# MATERIAL SUPPLIED:
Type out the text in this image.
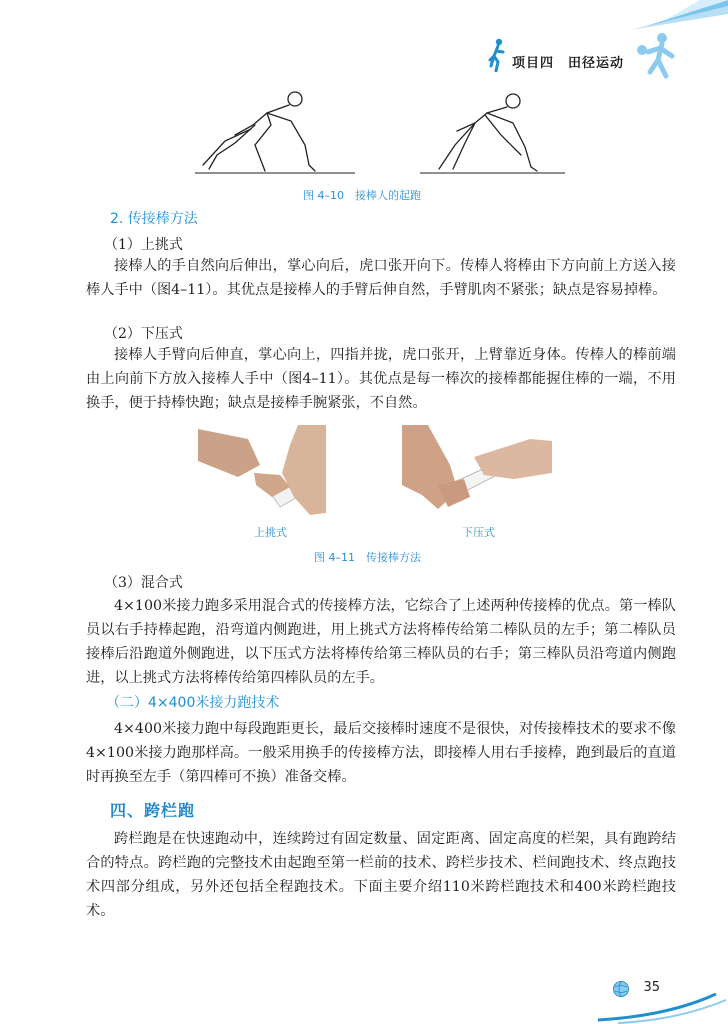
项目四　田径运动
图 4–10　接棒人的起跑
2. 传接棒方法
（1）上挑式

接棒人的手自然向后伸出，掌心向后，虎口张开向下。传棒人将棒由下方向前上方送入接棒人手中（图4–11）。其优点是接棒人的手臂后伸自然，手臂肌肉不紧张；缺点是容易掉棒。

（2）下压式

接棒人手臂向后伸直，掌心向上，四指并拢，虎口张开，上臂靠近身体。传棒人的棒前端由上向前下方放入接棒人手中（图4–11）。其优点是每一棒次的接棒都能握住棒的一端，不用换手，便于持棒快跑；缺点是接棒手腕紧张，不自然。

上挑式	下压式
图 4–11　传接棒方法
（3）混合式

4×100米接力跑多采用混合式的传接棒方法，它综合了上述两种传接棒的优点。第一棒队员以右手持棒起跑，沿弯道内侧跑进，用上挑式方法将棒传给第二棒队员的左手；第二棒队员接棒后沿跑道外侧跑进，以下压式方法将棒传给第三棒队员的右手；第三棒队员沿弯道内侧跑进，以上挑式方法将棒传给第四棒队员的左手。

（二）4×400米接力跑技术

4×400米接力跑中每段跑距更长，最后交接棒时速度不是很快，对传接棒技术的要求不像4×100米接力跑那样高。一般采用换手的传接棒方法，即接棒人用右手接棒，跑到最后的直道时再换至左手（第四棒可不换）准备交棒。

四、跨栏跑

跨栏跑是在快速跑动中，连续跨过有固定数量、固定距离、固定高度的栏架，具有跑跨结合的特点。跨栏跑的完整技术由起跑至第一栏前的技术、跨栏步技术、栏间跑技术、终点跑技术四部分组成，另外还包括全程跑技术。下面主要介绍110米跨栏跑技术和400米跨栏跑技术。

35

# INSTRUCTION:
Can you restate all the records above word for word while dropping the pictures?

# THE REPLY:
Type out the text in this image.
项目四　田径运动
图 4–10　接棒人的起跑
2. 传接棒方法
（1）上挑式

接棒人的手自然向后伸出，掌心向后，虎口张开向下。传棒人将棒由下方向前上方送入接棒人手中（图4–11）。其优点是接棒人的手臂后伸自然，手臂肌肉不紧张；缺点是容易掉棒。

（2）下压式

接棒人手臂向后伸直，掌心向上，四指并拢，虎口张开，上臂靠近身体。传棒人的棒前端由上向前下方放入接棒人手中（图4–11）。其优点是每一棒次的接棒都能握住棒的一端，不用换手，便于持棒快跑；缺点是接棒手腕紧张，不自然。

上挑式	下压式
图 4–11　传接棒方法
（3）混合式

4×100米接力跑多采用混合式的传接棒方法，它综合了上述两种传接棒的优点。第一棒队员以右手持棒起跑，沿弯道内侧跑进，用上挑式方法将棒传给第二棒队员的左手；第二棒队员接棒后沿跑道外侧跑进，以下压式方法将棒传给第三棒队员的右手；第三棒队员沿弯道内侧跑进，以上挑式方法将棒传给第四棒队员的左手。

（二）4×400米接力跑技术

4×400米接力跑中每段跑距更长，最后交接棒时速度不是很快，对传接棒技术的要求不像4×100米接力跑那样高。一般采用换手的传接棒方法，即接棒人用右手接棒，跑到最后的直道时再换至左手（第四棒可不换）准备交棒。

四、跨栏跑

跨栏跑是在快速跑动中，连续跨过有固定数量、固定距离、固定高度的栏架，具有跑跨结合的特点。跨栏跑的完整技术由起跑至第一栏前的技术、跨栏步技术、栏间跑技术、终点跑技术四部分组成，另外还包括全程跑技术。下面主要介绍110米跨栏跑技术和400米跨栏跑技术。

35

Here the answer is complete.